* [What is required]: Would you quote the material below in full and unchanged?

* [Exercise data]:
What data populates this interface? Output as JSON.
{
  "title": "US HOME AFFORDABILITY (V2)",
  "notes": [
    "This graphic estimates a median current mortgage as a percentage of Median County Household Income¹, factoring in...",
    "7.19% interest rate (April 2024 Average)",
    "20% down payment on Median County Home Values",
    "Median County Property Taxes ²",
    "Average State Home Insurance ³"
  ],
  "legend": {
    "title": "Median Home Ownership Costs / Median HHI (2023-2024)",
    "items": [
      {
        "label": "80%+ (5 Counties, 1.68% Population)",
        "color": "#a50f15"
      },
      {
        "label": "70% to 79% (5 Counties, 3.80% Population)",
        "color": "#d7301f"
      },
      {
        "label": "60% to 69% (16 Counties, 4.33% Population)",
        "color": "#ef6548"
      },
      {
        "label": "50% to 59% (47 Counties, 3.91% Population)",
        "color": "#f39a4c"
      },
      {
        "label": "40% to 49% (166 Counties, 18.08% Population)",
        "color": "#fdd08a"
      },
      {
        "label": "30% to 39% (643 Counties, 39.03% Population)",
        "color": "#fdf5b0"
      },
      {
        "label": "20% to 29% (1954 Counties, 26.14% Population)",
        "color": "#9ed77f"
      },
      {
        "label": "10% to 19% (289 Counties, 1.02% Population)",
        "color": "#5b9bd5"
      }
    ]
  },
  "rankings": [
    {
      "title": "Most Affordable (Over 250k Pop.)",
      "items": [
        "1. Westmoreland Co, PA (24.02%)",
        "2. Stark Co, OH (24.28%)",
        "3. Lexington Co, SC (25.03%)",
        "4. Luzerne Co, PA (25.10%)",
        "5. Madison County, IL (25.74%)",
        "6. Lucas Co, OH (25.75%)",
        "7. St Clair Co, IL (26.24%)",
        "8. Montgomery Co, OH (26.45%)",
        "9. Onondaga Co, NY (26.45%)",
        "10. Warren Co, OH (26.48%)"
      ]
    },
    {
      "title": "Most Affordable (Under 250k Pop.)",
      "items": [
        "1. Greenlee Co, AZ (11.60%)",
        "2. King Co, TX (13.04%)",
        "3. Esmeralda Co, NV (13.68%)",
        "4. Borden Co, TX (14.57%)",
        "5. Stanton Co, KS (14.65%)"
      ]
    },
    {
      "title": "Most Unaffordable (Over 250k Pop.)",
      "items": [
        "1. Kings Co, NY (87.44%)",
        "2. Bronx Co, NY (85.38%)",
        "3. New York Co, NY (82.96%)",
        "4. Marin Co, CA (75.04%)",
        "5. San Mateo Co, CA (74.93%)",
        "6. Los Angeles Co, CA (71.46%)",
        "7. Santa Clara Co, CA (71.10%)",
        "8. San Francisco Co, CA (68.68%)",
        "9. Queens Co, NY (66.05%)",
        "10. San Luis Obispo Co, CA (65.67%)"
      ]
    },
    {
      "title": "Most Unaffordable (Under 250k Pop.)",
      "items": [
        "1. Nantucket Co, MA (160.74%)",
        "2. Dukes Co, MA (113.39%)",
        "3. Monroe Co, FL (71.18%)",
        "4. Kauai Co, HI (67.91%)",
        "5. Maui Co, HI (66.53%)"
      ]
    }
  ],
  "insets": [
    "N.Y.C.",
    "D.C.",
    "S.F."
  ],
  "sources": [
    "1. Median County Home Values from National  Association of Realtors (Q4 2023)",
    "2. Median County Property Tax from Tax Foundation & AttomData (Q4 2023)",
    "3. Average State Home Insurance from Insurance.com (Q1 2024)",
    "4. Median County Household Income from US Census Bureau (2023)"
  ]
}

* [Final result]:
What data populates this interface? Output as JSON.
{
  "title": "US HOME AFFORDABILITY (V2)",
  "notes": [
    "This graphic estimates a median current mortgage as a percentage of Median County Household Income¹, factoring in...",
    "7.19% interest rate (April 2024 Average)",
    "20% down payment on Median County Home Values",
    "Median County Property Taxes ²",
    "Average State Home Insurance ³"
  ],
  "legend": {
    "title": "Median Home Ownership Costs / Median HHI (2023-2024)",
    "items": [
      {
        "label": "80%+ (5 Counties, 1.68% Population)",
        "color": "#a50f15"
      },
      {
        "label": "70% to 79% (5 Counties, 3.80% Population)",
        "color": "#d7301f"
      },
      {
        "label": "60% to 69% (16 Counties, 4.33% Population)",
        "color": "#ef6548"
      },
      {
        "label": "50% to 59% (47 Counties, 3.91% Population)",
        "color": "#f39a4c"
      },
      {
        "label": "40% to 49% (166 Counties, 18.08% Population)",
        "color": "#fdd08a"
      },
      {
        "label": "30% to 39% (643 Counties, 39.03% Population)",
        "color": "#fdf5b0"
      },
      {
        "label": "20% to 29% (1954 Counties, 26.14% Population)",
        "color": "#9ed77f"
      },
      {
        "label": "10% to 19% (289 Counties, 1.02% Population)",
        "color": "#5b9bd5"
      }
    ]
  },
  "rankings": [
    {
      "title": "Most Affordable (Over 250k Pop.)",
      "items": [
        "1. Westmoreland Co, PA (24.02%)",
        "2. Stark Co, OH (24.28%)",
        "3. Lexington Co, SC (25.03%)",
        "4. Luzerne Co, PA (25.10%)",
        "5. Madison County, IL (25.74%)",
        "6. Lucas Co, OH (25.75%)",
        "7. St Clair Co, IL (26.24%)",
        "8. Montgomery Co, OH (26.45%)",
        "9. Onondaga Co, NY (26.45%)",
        "10. Warren Co, OH (26.48%)"
      ]
    },
    {
      "title": "Most Affordable (Under 250k Pop.)",
      "items": [
        "1. Greenlee Co, AZ (11.60%)",
        "2. King Co, TX (13.04%)",
        "3. Esmeralda Co, NV (13.68%)",
        "4. Borden Co, TX (14.57%)",
        "5. Stanton Co, KS (14.65%)"
      ]
    },
    {
      "title": "Most Unaffordable (Over 250k Pop.)",
      "items": [
        "1. Kings Co, NY (87.44%)",
        "2. Bronx Co, NY (85.38%)",
        "3. New York Co, NY (82.96%)",
        "4. Marin Co, CA (75.04%)",
        "5. San Mateo Co, CA (74.93%)",
        "6. Los Angeles Co, CA (71.46%)",
        "7. Santa Clara Co, CA (71.10%)",
        "8. San Francisco Co, CA (68.68%)",
        "9. Queens Co, NY (66.05%)",
        "10. San Luis Obispo Co, CA (65.67%)"
      ]
    },
    {
      "title": "Most Unaffordable (Under 250k Pop.)",
      "items": [
        "1. Nantucket Co, MA (160.74%)",
        "2. Dukes Co, MA (113.39%)",
        "3. Monroe Co, FL (71.18%)",
        "4. Kauai Co, HI (67.91%)",
        "5. Maui Co, HI (66.53%)"
      ]
    }
  ],
  "insets": [
    "N.Y.C.",
    "D.C.",
    "S.F."
  ],
  "sources": [
    "1. Median County Home Values from National  Association of Realtors (Q4 2023)",
    "2. Median County Property Tax from Tax Foundation & AttomData (Q4 2023)",
    "3. Average State Home Insurance from Insurance.com (Q1 2024)",
    "4. Median County Household Income from US Census Bureau (2023)"
  ]
}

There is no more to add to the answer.